Task to complete: Extract the text of each entry below exactly, leaving every image behind.

Data extracted from a collection:
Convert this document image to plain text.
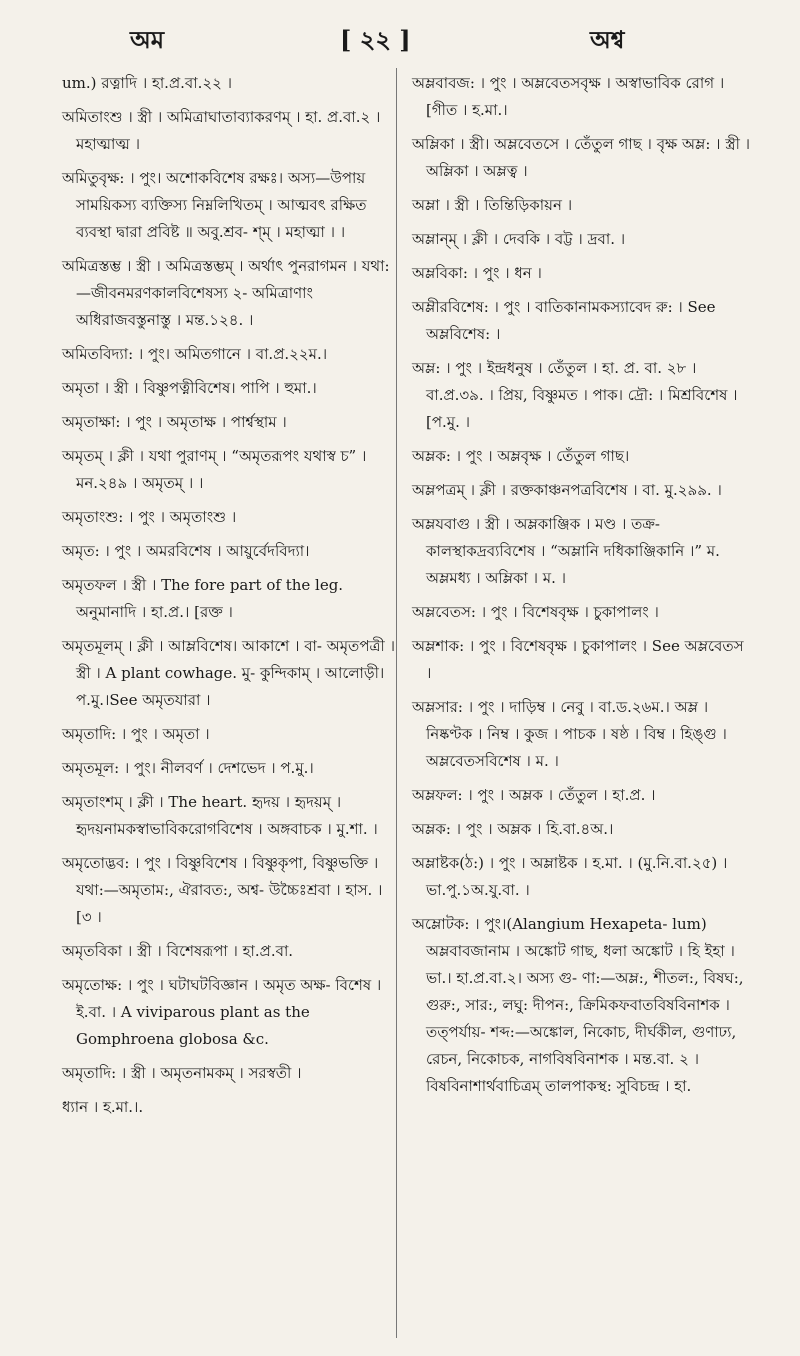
অম	[ ২২ ]	অশ্ব

um.) রত্নাদি । হা.প্র.বা.২২ ।

অমিতাংশু । স্ত্রী । অমিত্রাঘাতাব্যাকরণম্ । হা. প্র.বা.২ । মহাত্মাত্ম ।

অমিতুবৃক্ষ: । পুং। অশোকবিশেষ রক্ষঃ। অস্য—উপায় সাময়িকস্য ব্যক্তিস্য নিম্নলিখিতম্ । আত্মবৎ রক্ষিত ব্যবস্থা দ্বারা প্রবিষ্ট ॥ অবু.শ্রব- শ্ম্ । মহাত্মা । ।

অমিত্রস্তম্ভ । স্ত্রী । অমিত্রস্তম্ভম্ । অর্থাৎ পুনরাগমন । যথা:—জীবনমরণকালবিশেষস্য ২- অমিত্রাণাং অধিরাজবস্তুনাস্তু । মন্ত.১২৪. ।

অমিতবিদ্যা: । পুং। অমিতগানে । বা.প্র.২২ম.।

অমৃতা । স্ত্রী । বিষ্ণুপত্নীবিশেষ। পাপি । হুমা.।

অমৃতাক্ষা: । পুং । অমৃতাক্ষ । পার্শ্বস্থাম ।

অমৃতম্ । ক্লী । যথা পুরাণম্ । “অমৃতরূপং যথাস্ব চ” । মন.২৪৯ । অমৃতম্ । ।

অমৃতাংশু: । পুং । অমৃতাংশু ।

অমৃত: । পুং । অমরবিশেষ । আয়ুর্বেদবিদ্যা।

অমৃতফল । স্ত্রী । The fore part of the leg. অনুমানাদি । হা.প্র.। [রক্ত ।

অমৃতমূলম্ । ক্লী । আম্লবিশেষ। আকাশে । বা- অমৃতপত্রী । স্ত্রী । A plant cowhage. মু- কুন্দিকাম্ । আলোড়ী। প.মু.।See অমৃতযারা ।

অমৃতাদি: । পুং । অমৃতা ।

অমৃতমূল: । পুং। নীলবর্ণ । দেশভেদ । প.মু.।

অমৃতাংশম্ । ক্লী । The heart. হৃদয় । হৃদয়ম্ । হৃদয়নামকস্বাভাবিকরোগবিশেষ । অঙ্গবাচক । মু.শা. ।

অমৃতোদ্ভব: । পুং । বিষ্ণুবিশেষ । বিষ্ণুকৃপা, বিষ্ণুভক্তি । যথা:—অমৃতাম:, ঐরাবত:, অশ্ব- উচ্চৈঃশ্রবা । হাস. । [৩ ।

অমৃতবিকা । স্ত্রী । বিশেষরূপা । হা.প্র.বা.

অমৃতোক্ষ: । পুং । ঘটাঘটবিজ্ঞান । অমৃত অক্ষ- বিশেষ । ই.বা. । A viviparous plant as the Gomphroena globosa &c.

অমৃতাদি: । স্ত্রী । অমৃতনামকম্ । সরস্বতী ।

ধ্যান । হ.মা.।.

অম্লবাবজ: । পুং । অম্লবেতসবৃক্ষ । অস্বাভাবিক রোগ । [গীত । হ.মা.।

অম্লিকা । স্ত্রী। অম্লবেতসে । তেঁতুল গাছ । বৃক্ষ অম্ল: । স্ত্রী । অম্লিকা । অম্লত্ব ।

অম্লা । স্ত্রী । তিন্তিড়িকায়ন ।

অম্লান্ম্ । ক্লী । দেবকি । বট্ট । দ্রবা. ।

অম্লবিকা: । পুং । ধন ।

অম্লীরবিশেষ: । পুং । বাতিকানামকস্যাবেদ রু: । See অম্লবিশেষ: ।

অম্ল: । পুং । ইন্দ্রধনুষ । তেঁতুল । হা. প্র. বা. ২৮ । বা.প্র.৩৯. । প্রিয়, বিষ্ণুমত । পাক। দ্রৌ: । মিশ্রবিশেষ । [প.মু. ।

অম্লক: । পুং । অম্লবৃক্ষ । তেঁতুল গাছ।

অম্লপত্রম্ । ক্লী । রক্তকাঞ্চনপত্রবিশেষ । বা. মু.২৯৯. ।

অম্লযবাগু । স্ত্রী । অম্লকাঞ্জিক । মণ্ড । তক্র- কালস্থাকদ্রব্যবিশেষ । “অম্লানি দধিকাঞ্জিকানি ।” ম. অম্লমধ্য । অম্লিকা । ম. ।

অম্লবেতস: । পুং । বিশেষবৃক্ষ । চুকাপালং ।

অম্লশাক: । পুং । বিশেষবৃক্ষ । চুকাপালং । See অম্লবেতস ।

অম্লসার: । পুং । দাড়িম্ব । নেবু । বা.ড.২৬ম.। অম্ল । নিষ্কণ্টক । নিম্ব । কুজ । পাচক । ষষ্ঠ । বিম্ব । হিঙ্গু । অম্লবেতসবিশেষ । ম. ।

অম্লফল: । পুং । অম্লক । তেঁতুল । হা.প্র. ।

অম্লক: । পুং । অম্লক । হি.বা.৪অ.।

অম্লাষ্টক(ঠ:) । পুং । অম্লাষ্টক । হ.মা. । (মু.নি.বা.২৫) । ভা.পু.১অ.যু.বা. ।

অম্লোটক: । পুং।(Alangium Hexapeta- lum) অম্লবাবজানাম । অঙ্কোট গাছ, ধলা অঙ্কোট । হি ইহা । ভা.। হা.প্র.বা.২। অস্য গু- ণা:—অম্ল:, শীতল:, বিষঘ:, গুরু:, সার:, লঘু: দীপন:, ক্রিমিকফবাতবিষবিনাশক । তত্পর্যায়- শব্দ:—অঙ্কোল, নিকোচ, দীর্ঘকীল, গুণাঢ্য, রেচন, নিকোচক, নাগবিষবিনাশক । মন্ত.বা. ২ । বিষবিনাশার্থবাচিত্রম্ তালপাকস্থ: সুবিচন্দ্র । হা.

Task output:
Convert this document image to plain text.
অম	[ ২২ ]	অশ্ব

um.) রত্নাদি । হা.প্র.বা.২২ ।

অমিতাংশু । স্ত্রী । অমিত্রাঘাতাব্যাকরণম্ । হা. প্র.বা.২ । মহাত্মাত্ম ।

অমিতুবৃক্ষ: । পুং। অশোকবিশেষ রক্ষঃ। অস্য—উপায় সাময়িকস্য ব্যক্তিস্য নিম্নলিখিতম্ । আত্মবৎ রক্ষিত ব্যবস্থা দ্বারা প্রবিষ্ট ॥ অবু.শ্রব- শ্ম্ । মহাত্মা । ।

অমিত্রস্তম্ভ । স্ত্রী । অমিত্রস্তম্ভম্ । অর্থাৎ পুনরাগমন । যথা:—জীবনমরণকালবিশেষস্য ২- অমিত্রাণাং অধিরাজবস্তুনাস্তু । মন্ত.১২৪. ।

অমিতবিদ্যা: । পুং। অমিতগানে । বা.প্র.২২ম.।

অমৃতা । স্ত্রী । বিষ্ণুপত্নীবিশেষ। পাপি । হুমা.।

অমৃতাক্ষা: । পুং । অমৃতাক্ষ । পার্শ্বস্থাম ।

অমৃতম্ । ক্লী । যথা পুরাণম্ । “অমৃতরূপং যথাস্ব চ” । মন.২৪৯ । অমৃতম্ । ।

অমৃতাংশু: । পুং । অমৃতাংশু ।

অমৃত: । পুং । অমরবিশেষ । আয়ুর্বেদবিদ্যা।

অমৃতফল । স্ত্রী । The fore part of the leg. অনুমানাদি । হা.প্র.। [রক্ত ।

অমৃতমূলম্ । ক্লী । আম্লবিশেষ। আকাশে । বা- অমৃতপত্রী । স্ত্রী । A plant cowhage. মু- কুন্দিকাম্ । আলোড়ী। প.মু.।See অমৃতযারা ।

অমৃতাদি: । পুং । অমৃতা ।

অমৃতমূল: । পুং। নীলবর্ণ । দেশভেদ । প.মু.।

অমৃতাংশম্ । ক্লী । The heart. হৃদয় । হৃদয়ম্ । হৃদয়নামকস্বাভাবিকরোগবিশেষ । অঙ্গবাচক । মু.শা. ।

অমৃতোদ্ভব: । পুং । বিষ্ণুবিশেষ । বিষ্ণুকৃপা, বিষ্ণুভক্তি । যথা:—অমৃতাম:, ঐরাবত:, অশ্ব- উচ্চৈঃশ্রবা । হাস. । [৩ ।

অমৃতবিকা । স্ত্রী । বিশেষরূপা । হা.প্র.বা.

অমৃতোক্ষ: । পুং । ঘটাঘটবিজ্ঞান । অমৃত অক্ষ- বিশেষ । ই.বা. । A viviparous plant as the Gomphroena globosa &c.

অমৃতাদি: । স্ত্রী । অমৃতনামকম্ । সরস্বতী ।

ধ্যান । হ.মা.।.

অম্লবাবজ: । পুং । অম্লবেতসবৃক্ষ । অস্বাভাবিক রোগ । [গীত । হ.মা.।

অম্লিকা । স্ত্রী। অম্লবেতসে । তেঁতুল গাছ । বৃক্ষ অম্ল: । স্ত্রী । অম্লিকা । অম্লত্ব ।

অম্লা । স্ত্রী । তিন্তিড়িকায়ন ।

অম্লান্ম্ । ক্লী । দেবকি । বট্ট । দ্রবা. ।

অম্লবিকা: । পুং । ধন ।

অম্লীরবিশেষ: । পুং । বাতিকানামকস্যাবেদ রু: । See অম্লবিশেষ: ।

অম্ল: । পুং । ইন্দ্রধনুষ । তেঁতুল । হা. প্র. বা. ২৮ । বা.প্র.৩৯. । প্রিয়, বিষ্ণুমত । পাক। দ্রৌ: । মিশ্রবিশেষ । [প.মু. ।

অম্লক: । পুং । অম্লবৃক্ষ । তেঁতুল গাছ।

অম্লপত্রম্ । ক্লী । রক্তকাঞ্চনপত্রবিশেষ । বা. মু.২৯৯. ।

অম্লযবাগু । স্ত্রী । অম্লকাঞ্জিক । মণ্ড । তক্র- কালস্থাকদ্রব্যবিশেষ । “অম্লানি দধিকাঞ্জিকানি ।” ম. অম্লমধ্য । অম্লিকা । ম. ।

অম্লবেতস: । পুং । বিশেষবৃক্ষ । চুকাপালং ।

অম্লশাক: । পুং । বিশেষবৃক্ষ । চুকাপালং । See অম্লবেতস ।

অম্লসার: । পুং । দাড়িম্ব । নেবু । বা.ড.২৬ম.। অম্ল । নিষ্কণ্টক । নিম্ব । কুজ । পাচক । ষষ্ঠ । বিম্ব । হিঙ্গু । অম্লবেতসবিশেষ । ম. ।

অম্লফল: । পুং । অম্লক । তেঁতুল । হা.প্র. ।

অম্লক: । পুং । অম্লক । হি.বা.৪অ.।

অম্লাষ্টক(ঠ:) । পুং । অম্লাষ্টক । হ.মা. । (মু.নি.বা.২৫) । ভা.পু.১অ.যু.বা. ।

অম্লোটক: । পুং।(Alangium Hexapeta- lum) অম্লবাবজানাম । অঙ্কোট গাছ, ধলা অঙ্কোট । হি ইহা । ভা.। হা.প্র.বা.২। অস্য গু- ণা:—অম্ল:, শীতল:, বিষঘ:, গুরু:, সার:, লঘু: দীপন:, ক্রিমিকফবাতবিষবিনাশক । তত্পর্যায়- শব্দ:—অঙ্কোল, নিকোচ, দীর্ঘকীল, গুণাঢ্য, রেচন, নিকোচক, নাগবিষবিনাশক । মন্ত.বা. ২ । বিষবিনাশার্থবাচিত্রম্ তালপাকস্থ: সুবিচন্দ্র । হা.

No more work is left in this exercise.